#### [Task directions]
Present the following data again exactly as it is shown.

▬▬▬▬▬▬▬▬▬▬

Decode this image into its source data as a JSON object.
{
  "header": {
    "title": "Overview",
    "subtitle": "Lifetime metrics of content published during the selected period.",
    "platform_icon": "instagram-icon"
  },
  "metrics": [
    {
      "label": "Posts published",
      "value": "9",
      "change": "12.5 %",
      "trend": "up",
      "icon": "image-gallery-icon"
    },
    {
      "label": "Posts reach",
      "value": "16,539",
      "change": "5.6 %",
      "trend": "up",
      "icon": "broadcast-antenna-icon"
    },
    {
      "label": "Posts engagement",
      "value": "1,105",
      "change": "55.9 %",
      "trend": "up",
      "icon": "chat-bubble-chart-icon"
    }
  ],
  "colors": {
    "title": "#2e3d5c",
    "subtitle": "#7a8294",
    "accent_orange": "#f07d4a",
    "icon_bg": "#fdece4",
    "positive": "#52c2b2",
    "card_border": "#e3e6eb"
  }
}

▬▬▬▬▬▬▬▬▬▬

#### [Written reply]
Decode this image into its source data as a JSON object.
{
  "header": {
    "title": "Overview",
    "subtitle": "Lifetime metrics of content published during the selected period.",
    "platform_icon": "instagram-icon"
  },
  "metrics": [
    {
      "label": "Posts published",
      "value": "9",
      "change": "12.5 %",
      "trend": "up",
      "icon": "image-gallery-icon"
    },
    {
      "label": "Posts reach",
      "value": "16,539",
      "change": "5.6 %",
      "trend": "up",
      "icon": "broadcast-antenna-icon"
    },
    {
      "label": "Posts engagement",
      "value": "1,105",
      "change": "55.9 %",
      "trend": "up",
      "icon": "chat-bubble-chart-icon"
    }
  ],
  "colors": {
    "title": "#2e3d5c",
    "subtitle": "#7a8294",
    "accent_orange": "#f07d4a",
    "icon_bg": "#fdece4",
    "positive": "#52c2b2",
    "card_border": "#e3e6eb"
  }
}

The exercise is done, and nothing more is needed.